**TASK INPUT:**
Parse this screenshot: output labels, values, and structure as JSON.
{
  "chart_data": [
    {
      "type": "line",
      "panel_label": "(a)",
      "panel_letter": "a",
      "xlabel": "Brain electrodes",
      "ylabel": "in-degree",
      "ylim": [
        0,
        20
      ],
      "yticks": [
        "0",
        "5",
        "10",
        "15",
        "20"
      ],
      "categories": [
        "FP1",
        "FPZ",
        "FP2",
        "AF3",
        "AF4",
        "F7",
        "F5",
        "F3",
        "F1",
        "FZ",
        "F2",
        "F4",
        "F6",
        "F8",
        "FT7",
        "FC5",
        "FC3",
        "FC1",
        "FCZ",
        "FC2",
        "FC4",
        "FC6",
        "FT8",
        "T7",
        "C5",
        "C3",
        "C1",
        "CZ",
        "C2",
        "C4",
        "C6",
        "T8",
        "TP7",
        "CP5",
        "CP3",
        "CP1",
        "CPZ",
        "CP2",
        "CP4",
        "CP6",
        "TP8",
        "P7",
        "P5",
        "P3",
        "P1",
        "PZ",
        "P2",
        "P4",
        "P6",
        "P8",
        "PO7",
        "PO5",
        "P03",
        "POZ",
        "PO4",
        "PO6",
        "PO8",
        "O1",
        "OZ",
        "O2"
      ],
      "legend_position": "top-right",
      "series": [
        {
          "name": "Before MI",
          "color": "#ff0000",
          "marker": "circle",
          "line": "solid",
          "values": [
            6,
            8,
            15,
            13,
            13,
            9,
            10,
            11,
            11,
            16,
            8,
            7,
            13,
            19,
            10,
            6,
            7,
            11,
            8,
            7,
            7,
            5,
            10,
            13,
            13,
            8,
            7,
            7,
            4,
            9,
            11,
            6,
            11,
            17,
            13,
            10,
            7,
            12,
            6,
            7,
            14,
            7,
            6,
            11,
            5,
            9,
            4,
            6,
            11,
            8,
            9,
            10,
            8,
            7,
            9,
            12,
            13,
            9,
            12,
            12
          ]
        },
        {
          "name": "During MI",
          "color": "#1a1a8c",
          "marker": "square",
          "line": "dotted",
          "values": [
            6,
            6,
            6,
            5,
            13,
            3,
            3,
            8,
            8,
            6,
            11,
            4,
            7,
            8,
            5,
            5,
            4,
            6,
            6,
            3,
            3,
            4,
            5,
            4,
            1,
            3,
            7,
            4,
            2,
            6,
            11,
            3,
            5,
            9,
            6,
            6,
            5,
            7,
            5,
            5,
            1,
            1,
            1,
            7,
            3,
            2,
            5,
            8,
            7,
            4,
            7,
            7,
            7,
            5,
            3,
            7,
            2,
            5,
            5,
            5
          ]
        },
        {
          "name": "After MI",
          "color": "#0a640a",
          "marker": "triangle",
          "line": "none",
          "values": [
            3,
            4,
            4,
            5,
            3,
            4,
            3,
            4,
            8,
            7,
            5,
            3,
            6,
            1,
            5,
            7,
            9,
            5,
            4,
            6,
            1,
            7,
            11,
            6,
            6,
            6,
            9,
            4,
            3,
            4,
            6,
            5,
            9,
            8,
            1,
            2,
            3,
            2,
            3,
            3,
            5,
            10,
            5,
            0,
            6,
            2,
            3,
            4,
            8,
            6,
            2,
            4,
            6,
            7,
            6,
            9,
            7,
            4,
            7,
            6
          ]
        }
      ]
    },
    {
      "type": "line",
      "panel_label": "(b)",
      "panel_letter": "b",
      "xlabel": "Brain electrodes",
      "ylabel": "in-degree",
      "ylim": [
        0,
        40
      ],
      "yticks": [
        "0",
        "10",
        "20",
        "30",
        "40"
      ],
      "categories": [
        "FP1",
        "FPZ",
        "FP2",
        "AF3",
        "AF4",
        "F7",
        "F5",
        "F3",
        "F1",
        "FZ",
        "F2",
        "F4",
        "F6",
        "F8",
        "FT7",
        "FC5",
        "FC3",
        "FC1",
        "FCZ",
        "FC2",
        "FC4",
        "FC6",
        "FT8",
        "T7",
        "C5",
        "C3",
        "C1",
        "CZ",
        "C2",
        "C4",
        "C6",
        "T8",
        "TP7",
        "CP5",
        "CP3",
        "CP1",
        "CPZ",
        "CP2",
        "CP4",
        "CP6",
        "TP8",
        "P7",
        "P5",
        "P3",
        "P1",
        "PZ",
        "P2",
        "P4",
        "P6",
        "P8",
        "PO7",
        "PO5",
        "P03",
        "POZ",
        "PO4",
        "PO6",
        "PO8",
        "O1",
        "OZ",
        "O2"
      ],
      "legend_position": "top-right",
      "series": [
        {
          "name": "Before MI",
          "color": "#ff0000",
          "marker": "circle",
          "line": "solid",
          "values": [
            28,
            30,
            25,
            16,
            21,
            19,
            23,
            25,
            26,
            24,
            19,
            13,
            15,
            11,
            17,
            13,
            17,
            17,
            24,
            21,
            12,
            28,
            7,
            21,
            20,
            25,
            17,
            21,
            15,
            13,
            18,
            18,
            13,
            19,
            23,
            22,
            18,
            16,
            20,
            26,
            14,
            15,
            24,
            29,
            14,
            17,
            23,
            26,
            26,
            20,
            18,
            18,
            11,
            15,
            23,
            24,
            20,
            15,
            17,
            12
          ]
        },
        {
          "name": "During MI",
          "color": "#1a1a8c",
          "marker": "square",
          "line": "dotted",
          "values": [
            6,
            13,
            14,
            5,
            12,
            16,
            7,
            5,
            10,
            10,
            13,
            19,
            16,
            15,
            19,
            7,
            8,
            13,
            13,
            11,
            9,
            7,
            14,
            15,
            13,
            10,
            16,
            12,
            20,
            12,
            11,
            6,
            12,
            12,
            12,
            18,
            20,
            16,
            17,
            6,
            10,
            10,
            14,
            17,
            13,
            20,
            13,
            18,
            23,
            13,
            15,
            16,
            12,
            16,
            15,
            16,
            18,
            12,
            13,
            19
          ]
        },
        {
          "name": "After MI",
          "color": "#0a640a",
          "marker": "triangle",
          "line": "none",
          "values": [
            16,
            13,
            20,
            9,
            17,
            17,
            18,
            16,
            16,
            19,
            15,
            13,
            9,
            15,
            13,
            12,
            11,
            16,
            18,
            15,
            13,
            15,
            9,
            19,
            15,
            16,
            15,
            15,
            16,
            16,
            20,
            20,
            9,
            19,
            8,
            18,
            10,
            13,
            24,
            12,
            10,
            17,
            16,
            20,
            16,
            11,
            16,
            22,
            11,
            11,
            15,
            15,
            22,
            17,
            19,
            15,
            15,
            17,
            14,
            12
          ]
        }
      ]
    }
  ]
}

**EXERCISE:** Return each entry from above without altering a single character.

**WRITTEN RESPONSE:**
Parse this screenshot: output labels, values, and structure as JSON.
{
  "chart_data": [
    {
      "type": "line",
      "panel_label": "(a)",
      "panel_letter": "a",
      "xlabel": "Brain electrodes",
      "ylabel": "in-degree",
      "ylim": [
        0,
        20
      ],
      "yticks": [
        "0",
        "5",
        "10",
        "15",
        "20"
      ],
      "categories": [
        "FP1",
        "FPZ",
        "FP2",
        "AF3",
        "AF4",
        "F7",
        "F5",
        "F3",
        "F1",
        "FZ",
        "F2",
        "F4",
        "F6",
        "F8",
        "FT7",
        "FC5",
        "FC3",
        "FC1",
        "FCZ",
        "FC2",
        "FC4",
        "FC6",
        "FT8",
        "T7",
        "C5",
        "C3",
        "C1",
        "CZ",
        "C2",
        "C4",
        "C6",
        "T8",
        "TP7",
        "CP5",
        "CP3",
        "CP1",
        "CPZ",
        "CP2",
        "CP4",
        "CP6",
        "TP8",
        "P7",
        "P5",
        "P3",
        "P1",
        "PZ",
        "P2",
        "P4",
        "P6",
        "P8",
        "PO7",
        "PO5",
        "P03",
        "POZ",
        "PO4",
        "PO6",
        "PO8",
        "O1",
        "OZ",
        "O2"
      ],
      "legend_position": "top-right",
      "series": [
        {
          "name": "Before MI",
          "color": "#ff0000",
          "marker": "circle",
          "line": "solid",
          "values": [
            6,
            8,
            15,
            13,
            13,
            9,
            10,
            11,
            11,
            16,
            8,
            7,
            13,
            19,
            10,
            6,
            7,
            11,
            8,
            7,
            7,
            5,
            10,
            13,
            13,
            8,
            7,
            7,
            4,
            9,
            11,
            6,
            11,
            17,
            13,
            10,
            7,
            12,
            6,
            7,
            14,
            7,
            6,
            11,
            5,
            9,
            4,
            6,
            11,
            8,
            9,
            10,
            8,
            7,
            9,
            12,
            13,
            9,
            12,
            12
          ]
        },
        {
          "name": "During MI",
          "color": "#1a1a8c",
          "marker": "square",
          "line": "dotted",
          "values": [
            6,
            6,
            6,
            5,
            13,
            3,
            3,
            8,
            8,
            6,
            11,
            4,
            7,
            8,
            5,
            5,
            4,
            6,
            6,
            3,
            3,
            4,
            5,
            4,
            1,
            3,
            7,
            4,
            2,
            6,
            11,
            3,
            5,
            9,
            6,
            6,
            5,
            7,
            5,
            5,
            1,
            1,
            1,
            7,
            3,
            2,
            5,
            8,
            7,
            4,
            7,
            7,
            7,
            5,
            3,
            7,
            2,
            5,
            5,
            5
          ]
        },
        {
          "name": "After MI",
          "color": "#0a640a",
          "marker": "triangle",
          "line": "none",
          "values": [
            3,
            4,
            4,
            5,
            3,
            4,
            3,
            4,
            8,
            7,
            5,
            3,
            6,
            1,
            5,
            7,
            9,
            5,
            4,
            6,
            1,
            7,
            11,
            6,
            6,
            6,
            9,
            4,
            3,
            4,
            6,
            5,
            9,
            8,
            1,
            2,
            3,
            2,
            3,
            3,
            5,
            10,
            5,
            0,
            6,
            2,
            3,
            4,
            8,
            6,
            2,
            4,
            6,
            7,
            6,
            9,
            7,
            4,
            7,
            6
          ]
        }
      ]
    },
    {
      "type": "line",
      "panel_label": "(b)",
      "panel_letter": "b",
      "xlabel": "Brain electrodes",
      "ylabel": "in-degree",
      "ylim": [
        0,
        40
      ],
      "yticks": [
        "0",
        "10",
        "20",
        "30",
        "40"
      ],
      "categories": [
        "FP1",
        "FPZ",
        "FP2",
        "AF3",
        "AF4",
        "F7",
        "F5",
        "F3",
        "F1",
        "FZ",
        "F2",
        "F4",
        "F6",
        "F8",
        "FT7",
        "FC5",
        "FC3",
        "FC1",
        "FCZ",
        "FC2",
        "FC4",
        "FC6",
        "FT8",
        "T7",
        "C5",
        "C3",
        "C1",
        "CZ",
        "C2",
        "C4",
        "C6",
        "T8",
        "TP7",
        "CP5",
        "CP3",
        "CP1",
        "CPZ",
        "CP2",
        "CP4",
        "CP6",
        "TP8",
        "P7",
        "P5",
        "P3",
        "P1",
        "PZ",
        "P2",
        "P4",
        "P6",
        "P8",
        "PO7",
        "PO5",
        "P03",
        "POZ",
        "PO4",
        "PO6",
        "PO8",
        "O1",
        "OZ",
        "O2"
      ],
      "legend_position": "top-right",
      "series": [
        {
          "name": "Before MI",
          "color": "#ff0000",
          "marker": "circle",
          "line": "solid",
          "values": [
            28,
            30,
            25,
            16,
            21,
            19,
            23,
            25,
            26,
            24,
            19,
            13,
            15,
            11,
            17,
            13,
            17,
            17,
            24,
            21,
            12,
            28,
            7,
            21,
            20,
            25,
            17,
            21,
            15,
            13,
            18,
            18,
            13,
            19,
            23,
            22,
            18,
            16,
            20,
            26,
            14,
            15,
            24,
            29,
            14,
            17,
            23,
            26,
            26,
            20,
            18,
            18,
            11,
            15,
            23,
            24,
            20,
            15,
            17,
            12
          ]
        },
        {
          "name": "During MI",
          "color": "#1a1a8c",
          "marker": "square",
          "line": "dotted",
          "values": [
            6,
            13,
            14,
            5,
            12,
            16,
            7,
            5,
            10,
            10,
            13,
            19,
            16,
            15,
            19,
            7,
            8,
            13,
            13,
            11,
            9,
            7,
            14,
            15,
            13,
            10,
            16,
            12,
            20,
            12,
            11,
            6,
            12,
            12,
            12,
            18,
            20,
            16,
            17,
            6,
            10,
            10,
            14,
            17,
            13,
            20,
            13,
            18,
            23,
            13,
            15,
            16,
            12,
            16,
            15,
            16,
            18,
            12,
            13,
            19
          ]
        },
        {
          "name": "After MI",
          "color": "#0a640a",
          "marker": "triangle",
          "line": "none",
          "values": [
            16,
            13,
            20,
            9,
            17,
            17,
            18,
            16,
            16,
            19,
            15,
            13,
            9,
            15,
            13,
            12,
            11,
            16,
            18,
            15,
            13,
            15,
            9,
            19,
            15,
            16,
            15,
            15,
            16,
            16,
            20,
            20,
            9,
            19,
            8,
            18,
            10,
            13,
            24,
            12,
            10,
            17,
            16,
            20,
            16,
            11,
            16,
            22,
            11,
            11,
            15,
            15,
            22,
            17,
            19,
            15,
            15,
            17,
            14,
            12
          ]
        }
      ]
    }
  ]
}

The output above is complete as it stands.